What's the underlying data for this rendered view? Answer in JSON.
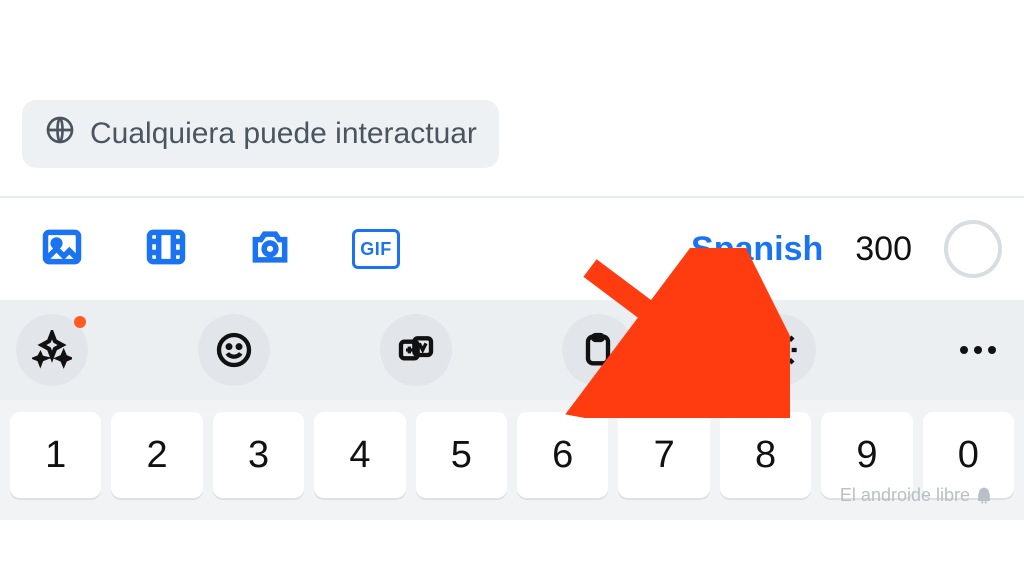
{
  "audience": {
    "globe_icon": "globe-icon",
    "label": "Cualquiera puede interactuar"
  },
  "compose": {
    "media_icon": "image-icon",
    "video_icon": "video-icon",
    "camera_icon": "camera-icon",
    "gif_label": "GIF",
    "language": "Spanish",
    "char_count": "300"
  },
  "suggestions": {
    "sparkle": "sparkle-icon",
    "emoji": "emoji-icon",
    "translate": "translate-icon",
    "clipboard": "clipboard-icon",
    "settings": "gear-icon",
    "has_new": true
  },
  "keys": [
    "1",
    "2",
    "3",
    "4",
    "5",
    "6",
    "7",
    "8",
    "9",
    "0"
  ],
  "watermark": "El androide libre"
}
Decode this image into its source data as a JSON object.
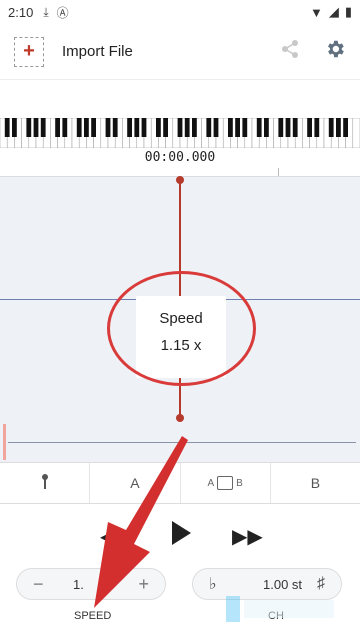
{
  "status_bar": {
    "time": "2:10",
    "icons": [
      "download-icon",
      "text-a-icon"
    ],
    "right_icons": [
      "wifi-icon",
      "signal-icon",
      "battery-icon"
    ]
  },
  "app_bar": {
    "add_symbol": "+",
    "title": "Import File",
    "share_icon": "share-icon",
    "settings_icon": "gear-icon"
  },
  "timeline": {
    "timecode": "00:00.000"
  },
  "speed_popup": {
    "label": "Speed",
    "value": "1.15 x"
  },
  "ab_bar": {
    "a_label": "A",
    "b_label": "B",
    "loop_a": "A",
    "loop_b": "B"
  },
  "controls": {
    "speed": {
      "value": "1.",
      "label": "SPEED",
      "minus": "−",
      "plus": "+"
    },
    "pitch": {
      "value": "1.00 st",
      "label": "CH",
      "flat": "♭",
      "sharp": "♯"
    }
  },
  "colors": {
    "accent": "#b53a2c",
    "annotation": "#d93a3a",
    "wave_bg": "#eef1f5"
  }
}
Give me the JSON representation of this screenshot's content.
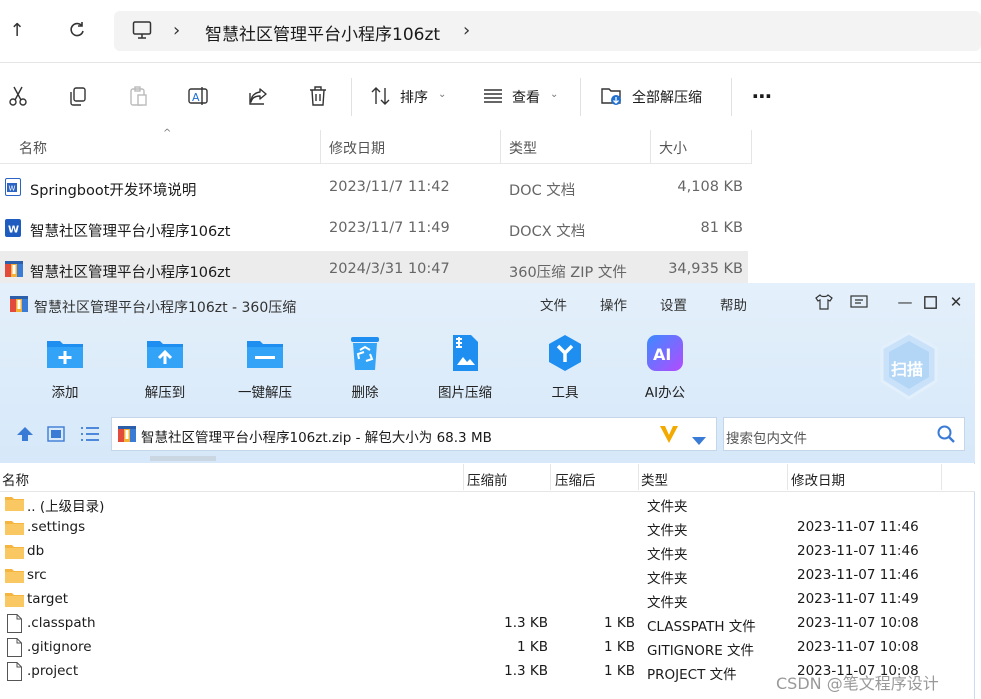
{
  "explorer": {
    "breadcrumb_folder": "智慧社区管理平台小程序106zt",
    "cmd": {
      "sort": "排序",
      "view": "查看",
      "extract_all": "全部解压缩"
    },
    "headers": {
      "name": "名称",
      "modified": "修改日期",
      "type": "类型",
      "size": "大小"
    },
    "files": [
      {
        "name": "Springboot开发环境说明",
        "modified": "2023/11/7 11:42",
        "type": "DOC 文档",
        "size": "4,108 KB"
      },
      {
        "name": "智慧社区管理平台小程序106zt",
        "modified": "2023/11/7 11:49",
        "type": "DOCX 文档",
        "size": "81 KB"
      },
      {
        "name": "智慧社区管理平台小程序106zt",
        "modified": "2024/3/31 10:47",
        "type": "360压缩 ZIP 文件",
        "size": "34,935 KB"
      }
    ]
  },
  "zip": {
    "title": "智慧社区管理平台小程序106zt - 360压缩",
    "menu": [
      "文件",
      "操作",
      "设置",
      "帮助"
    ],
    "tools": [
      "添加",
      "解压到",
      "一键解压",
      "删除",
      "图片压缩",
      "工具",
      "AI办公"
    ],
    "scan": "扫描",
    "path": "智慧社区管理平台小程序106zt.zip - 解包大小为 68.3 MB",
    "search_placeholder": "搜索包内文件",
    "headers": {
      "name": "名称",
      "before": "压缩前",
      "after": "压缩后",
      "type": "类型",
      "modified": "修改日期"
    },
    "rows": [
      {
        "name": ".. (上级目录)",
        "before": "",
        "after": "",
        "type": "文件夹",
        "modified": ""
      },
      {
        "name": ".settings",
        "before": "",
        "after": "",
        "type": "文件夹",
        "modified": "2023-11-07 11:46"
      },
      {
        "name": "db",
        "before": "",
        "after": "",
        "type": "文件夹",
        "modified": "2023-11-07 11:46"
      },
      {
        "name": "src",
        "before": "",
        "after": "",
        "type": "文件夹",
        "modified": "2023-11-07 11:46"
      },
      {
        "name": "target",
        "before": "",
        "after": "",
        "type": "文件夹",
        "modified": "2023-11-07 11:49"
      },
      {
        "name": ".classpath",
        "before": "1.3 KB",
        "after": "1 KB",
        "type": "CLASSPATH 文件",
        "modified": "2023-11-07 10:08"
      },
      {
        "name": ".gitignore",
        "before": "1 KB",
        "after": "1 KB",
        "type": "GITIGNORE 文件",
        "modified": "2023-11-07 10:08"
      },
      {
        "name": ".project",
        "before": "1.3 KB",
        "after": "1 KB",
        "type": "PROJECT 文件",
        "modified": "2023-11-07 10:08"
      }
    ]
  },
  "watermark": "CSDN @笔文程序设计"
}
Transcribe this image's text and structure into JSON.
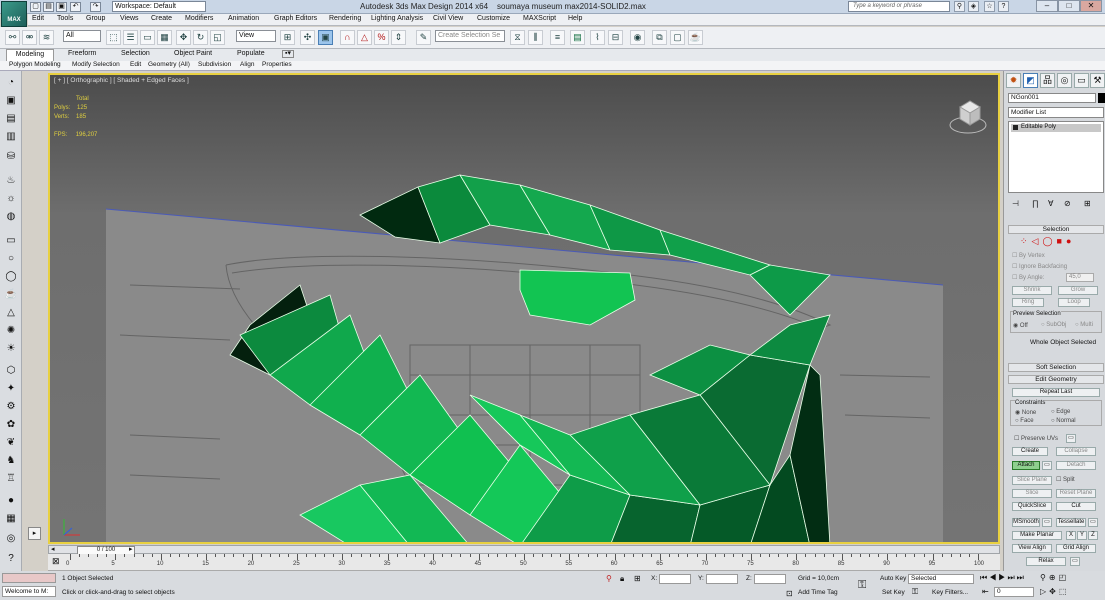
{
  "title": {
    "app_name": "Autodesk 3ds Max Design 2014 x64",
    "file": "soumaya museum max2014-SOLID2.max",
    "workspace": "Workspace: Default",
    "search_placeholder": "Type a keyword or phrase",
    "logo": "MAX"
  },
  "menu": [
    "Edit",
    "Tools",
    "Group",
    "Views",
    "Create",
    "Modifiers",
    "Animation",
    "Graph Editors",
    "Rendering",
    "Lighting Analysis",
    "Civil View",
    "Customize",
    "MAXScript",
    "Help"
  ],
  "toolbar": {
    "filter": "All",
    "ref_coord": "View",
    "selection_set_placeholder": "Create Selection Se"
  },
  "ribbon": {
    "tabs": [
      "Modeling",
      "Freeform",
      "Selection",
      "Object Paint",
      "Populate"
    ],
    "sub": [
      "Polygon Modeling",
      "Modify Selection",
      "Edit",
      "Geometry (All)",
      "Subdivision",
      "Align",
      "Properties"
    ]
  },
  "viewport": {
    "label": "[ + ] [ Orthographic ] [ Shaded + Edged Faces ]",
    "stats": {
      "total": "Total",
      "polys_label": "Polys:",
      "polys": "125",
      "verts_label": "Verts:",
      "verts": "185",
      "fps_label": "FPS:",
      "fps": "196,207"
    }
  },
  "timeline": {
    "position": "0 / 100",
    "ticks": [
      "0",
      "5",
      "10",
      "15",
      "20",
      "25",
      "30",
      "35",
      "40",
      "45",
      "50",
      "55",
      "60",
      "65",
      "70",
      "75",
      "80",
      "85",
      "90",
      "95",
      "100"
    ]
  },
  "status": {
    "maxscript": "Welcome to M:",
    "selected": "1 Object Selected",
    "prompt": "Click or click-and-drag to select objects",
    "x_label": "X:",
    "y_label": "Y:",
    "z_label": "Z:",
    "grid": "Grid = 10,0cm",
    "add_time_tag": "Add Time Tag",
    "auto_key": "Auto Key",
    "set_key": "Set Key",
    "key_mode": "Selected",
    "key_filters": "Key Filters...",
    "frame": "0"
  },
  "panel": {
    "object_name": "NGon001",
    "modifier_list": "Modifier List",
    "stack_item": "Editable Poly",
    "selection": "Selection",
    "by_vertex": "By Vertex",
    "ignore_backfacing": "Ignore Backfacing",
    "by_angle": "By Angle:",
    "angle_value": "45,0",
    "shrink": "Shrink",
    "grow": "Grow",
    "ring": "Ring",
    "loop": "Loop",
    "preview_selection": "Preview Selection",
    "off": "Off",
    "subobj": "SubObj",
    "multi": "Multi",
    "whole_object": "Whole Object Selected",
    "soft_selection": "Soft Selection",
    "edit_geometry": "Edit Geometry",
    "repeat_last": "Repeat Last",
    "constraints": "Constraints",
    "none": "None",
    "edge": "Edge",
    "face": "Face",
    "normal": "Normal",
    "preserve_uvs": "Preserve UVs",
    "create": "Create",
    "collapse": "Collapse",
    "attach": "Attach",
    "detach": "Detach",
    "slice_plane": "Slice Plane",
    "split": "Split",
    "slice": "Slice",
    "reset_plane": "Reset Plane",
    "quickslice": "QuickSlice",
    "cut": "Cut",
    "msmooth": "MSmooth",
    "tessellate": "Tessellate",
    "make_planar": "Make Planar",
    "x": "X",
    "y": "Y",
    "z": "Z",
    "view_align": "View Align",
    "grid_align": "Grid Align",
    "relax": "Relax"
  }
}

-------

TASK DIRECTIONS: Go through the listing above and list every line that has the word "text".

FULL ANSWER:
      "text-a-icon"
Transcribe this image's text and structure into JSON.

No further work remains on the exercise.